### PROVIDED ENTRIES
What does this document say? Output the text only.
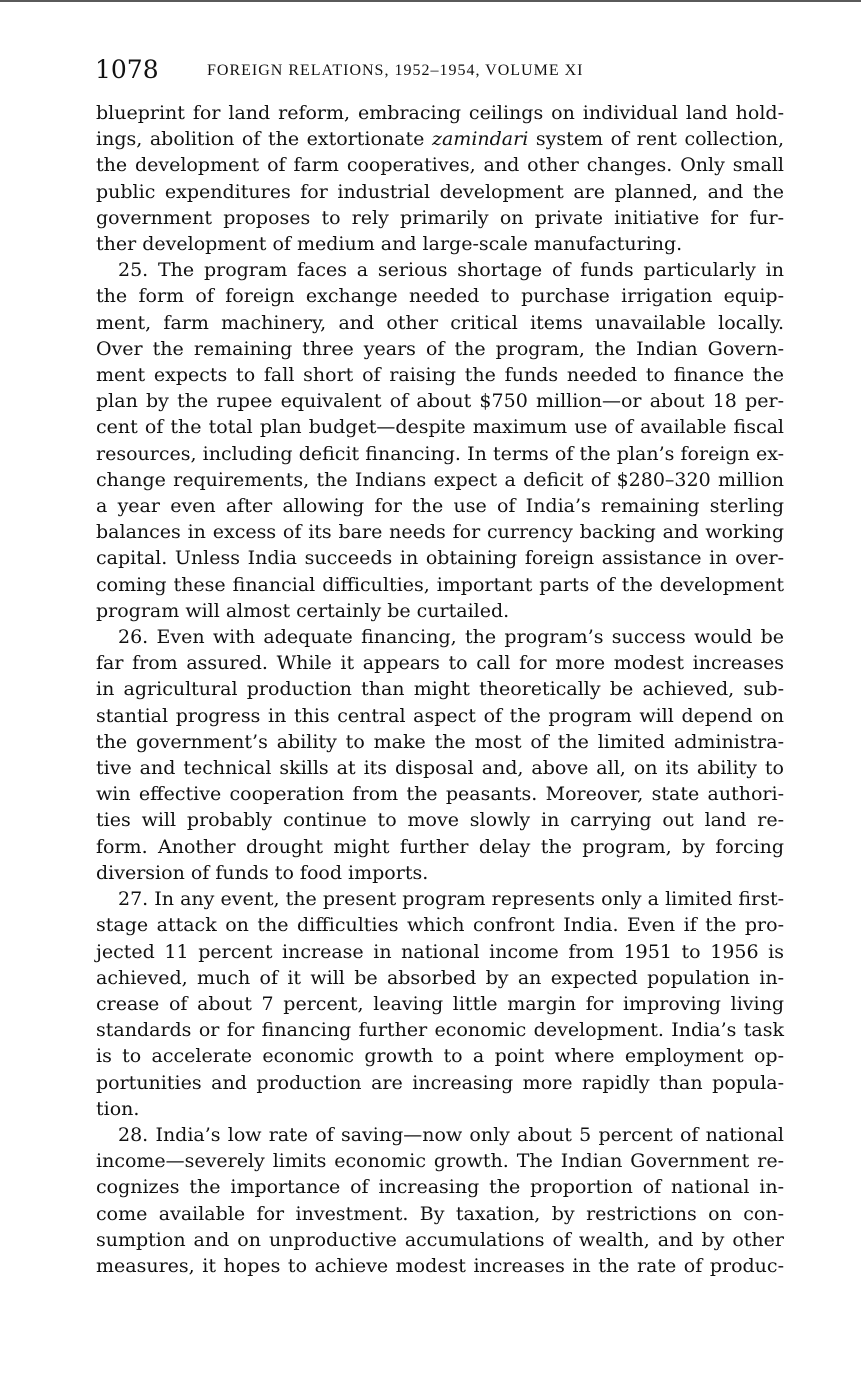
1078	FOREIGN RELATIONS, 1952–1954, VOLUME XI
blueprint for land reform, embracing ceilings on individual land hold-
ings, abolition of the extortionate zamindari system of rent collection,
the development of farm cooperatives, and other changes. Only small
public expenditures for industrial development are planned, and the
government proposes to rely primarily on private initiative for fur-
ther development of medium and large-scale manufacturing.
25. The program faces a serious shortage of funds particularly in
the form of foreign exchange needed to purchase irrigation equip-
ment, farm machinery, and other critical items unavailable locally.
Over the remaining three years of the program, the Indian Govern-
ment expects to fall short of raising the funds needed to finance the
plan by the rupee equivalent of about $750 million—or about 18 per-
cent of the total plan budget—despite maximum use of available fiscal
resources, including deficit financing. In terms of the plan’s foreign ex-
change requirements, the Indians expect a deficit of $280–320 million
a year even after allowing for the use of India’s remaining sterling
balances in excess of its bare needs for currency backing and working
capital. Unless India succeeds in obtaining foreign assistance in over-
coming these financial difficulties, important parts of the development
program will almost certainly be curtailed.
26. Even with adequate financing, the program’s success would be
far from assured. While it appears to call for more modest increases
in agricultural production than might theoretically be achieved, sub-
stantial progress in this central aspect of the program will depend on
the government’s ability to make the most of the limited administra-
tive and technical skills at its disposal and, above all, on its ability to
win effective cooperation from the peasants. Moreover, state authori-
ties will probably continue to move slowly in carrying out land re-
form. Another drought might further delay the program, by forcing
diversion of funds to food imports.
27. In any event, the present program represents only a limited first-
stage attack on the difficulties which confront India. Even if the pro-
jected 11 percent increase in national income from 1951 to 1956 is
achieved, much of it will be absorbed by an expected population in-
crease of about 7 percent, leaving little margin for improving living
standards or for financing further economic development. India’s task
is to accelerate economic growth to a point where employment op-
portunities and production are increasing more rapidly than popula-
tion.
28. India’s low rate of saving—now only about 5 percent of national
income—severely limits economic growth. The Indian Government re-
cognizes the importance of increasing the proportion of national in-
come available for investment. By taxation, by restrictions on con-
sumption and on unproductive accumulations of wealth, and by other
measures, it hopes to achieve modest increases in the rate of produc-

### SET EXERCISE
Leave out every line without the string "achieved" and copy the rest.

### SOLVED PROBLEM
in agricultural production than might theoretically be achieved, sub-
achieved, much of it will be absorbed by an expected population in-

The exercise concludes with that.